## PROBLEM DETAILS
Bring together all lines of the material below that contain the string "this".

[Rows from a dataset]
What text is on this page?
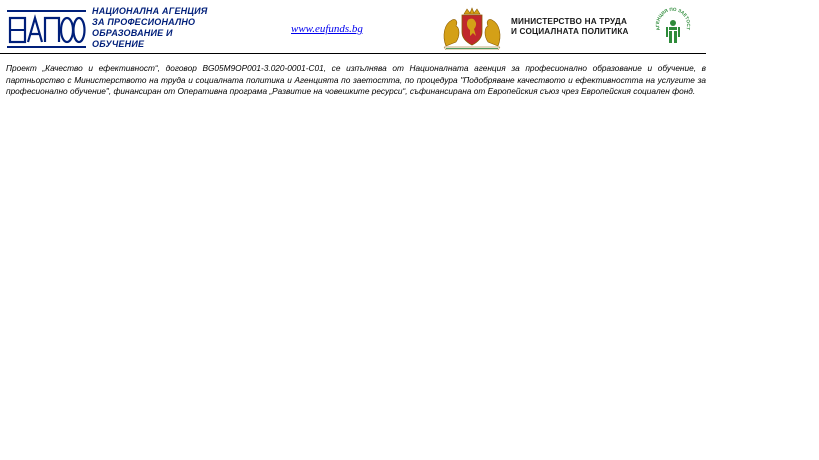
НАЦИОНАЛНА АГЕНЦИЯ
ЗА ПРОФЕСИОНАЛНО
ОБРАЗОВАНИЕ И
ОБУЧЕНИЕ
www.eufunds.bg
МИНИСТЕРСТВО НА ТРУДА
И СОЦИАЛНАТА ПОЛИТИКА	АГЕНЦИЯ ПО ЗАЕТОСТ

Проект „Качество и ефективност“, договор BG05M9OP001-3.020-0001-C01, се изпълнява от Националната агенция за професионално образование и обучение, в партньорство с Министерството на труда и социалната политика и Агенцията по заетостта, по процедура "Подобряване качеството и ефективността на услугите за професионално обучение", финансиран от Оперативна програма „Развитие на човешките ресурси“, съфинансирана от Европейския съюз чрез Европейския социален фонд.
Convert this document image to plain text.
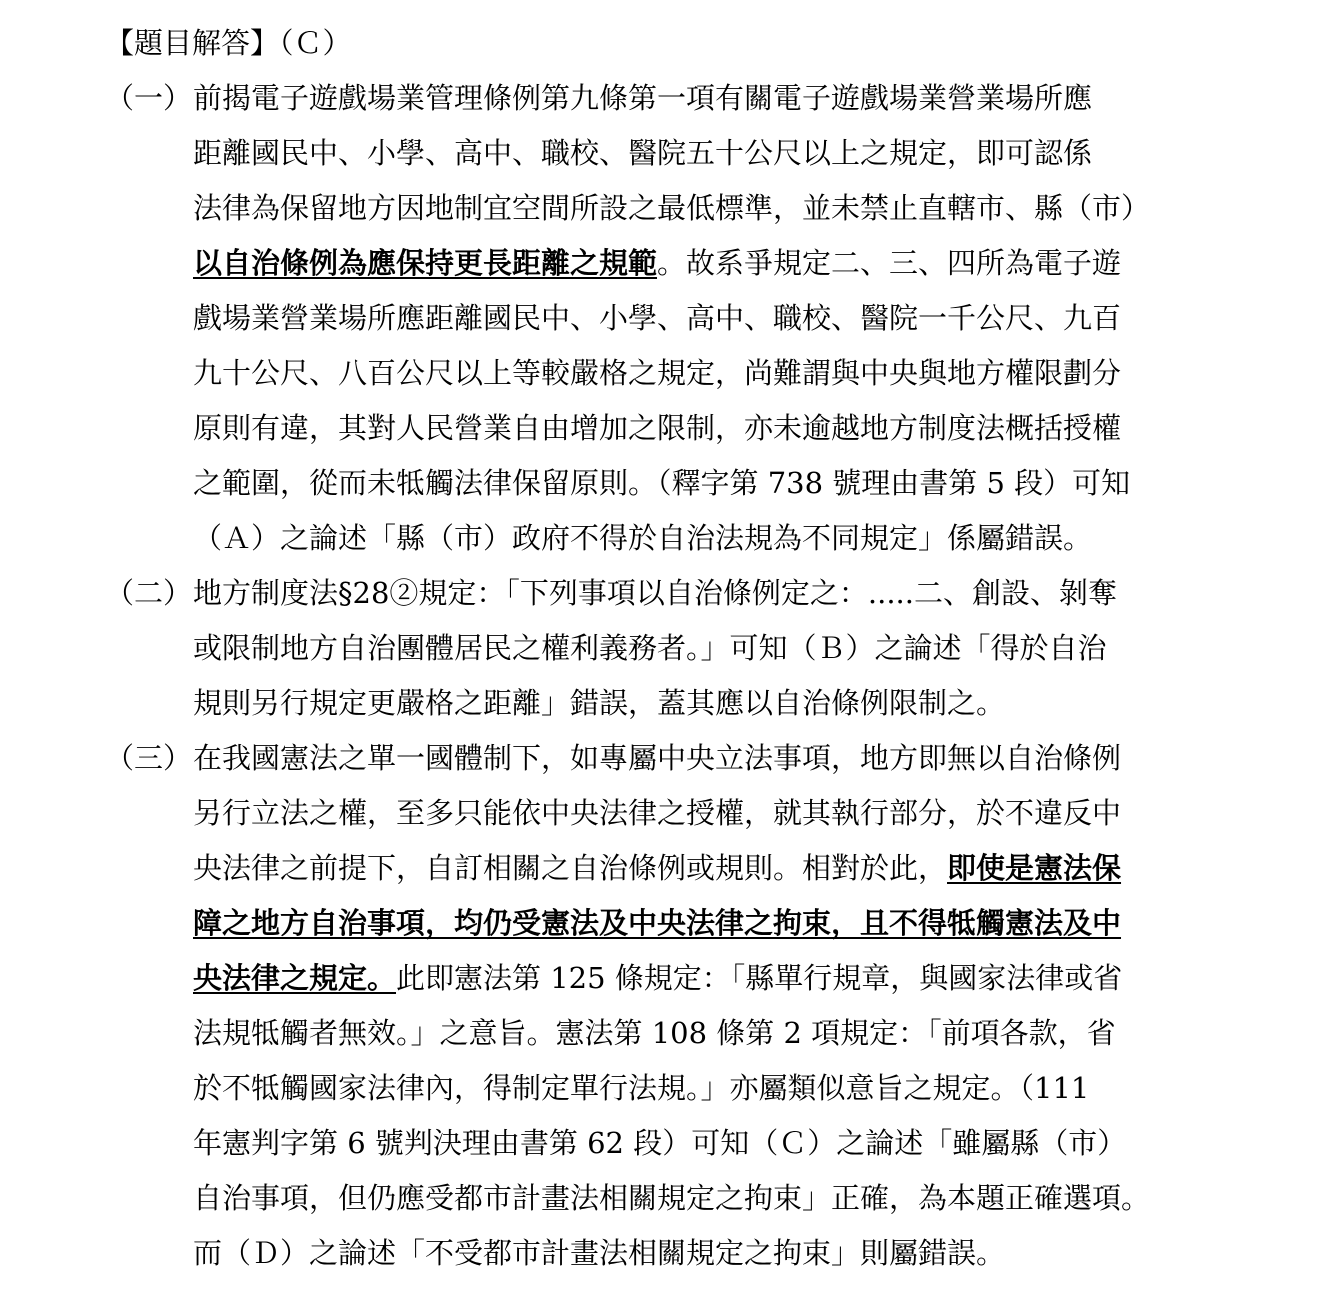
【題目解答】（Ｃ）
（一） 前揭電子遊戲場業管理條例第九條第一項有關電子遊戲場業營業場所應
距離國民中、小學、高中、職校、醫院五十公尺以上之規定，即可認係
法律為保留地方因地制宜空間所設之最低標準，並未禁止直轄市、縣（市）
以自治條例為應保持更長距離之規範。故系爭規定二、三、四所為電子遊
戲場業營業場所應距離國民中、小學、高中、職校、醫院一千公尺、九百
九十公尺、八百公尺以上等較嚴格之規定，尚難謂與中央與地方權限劃分
原則有違，其對人民營業自由增加之限制，亦未逾越地方制度法概括授權
之範圍，從而未牴觸法律保留原則。（釋字第 738 號理由書第 5 段）可知
（Ａ）之論述「縣（市）政府不得於自治法規為不同規定」係屬錯誤。
（二） 地方制度法§28②規定：「下列事項以自治條例定之：.....二、創設、剝奪
或限制地方自治團體居民之權利義務者。」可知（Ｂ）之論述「得於自治
規則另行規定更嚴格之距離」錯誤，蓋其應以自治條例限制之。
（三） 在我國憲法之單一國體制下，如專屬中央立法事項，地方即無以自治條例
另行立法之權，至多只能依中央法律之授權，就其執行部分，於不違反中
央法律之前提下，自訂相關之自治條例或規則。相對於此，即使是憲法保
障之地方自治事項，均仍受憲法及中央法律之拘束，且不得牴觸憲法及中
央法律之規定。此即憲法第 125 條規定：「縣單行規章，與國家法律或省
法規牴觸者無效。」之意旨。憲法第 108 條第 2 項規定：「前項各款，省
於不牴觸國家法律內，得制定單行法規。」亦屬類似意旨之規定。（111
年憲判字第 6 號判決理由書第 62 段）可知（Ｃ）之論述「雖屬縣（市）
自治事項，但仍應受都市計畫法相關規定之拘束」正確，為本題正確選項。
而（Ｄ）之論述「不受都市計畫法相關規定之拘束」則屬錯誤。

## ANSWER TO THE EXERCISE
What text is on this page?
Convert this document image to plain text.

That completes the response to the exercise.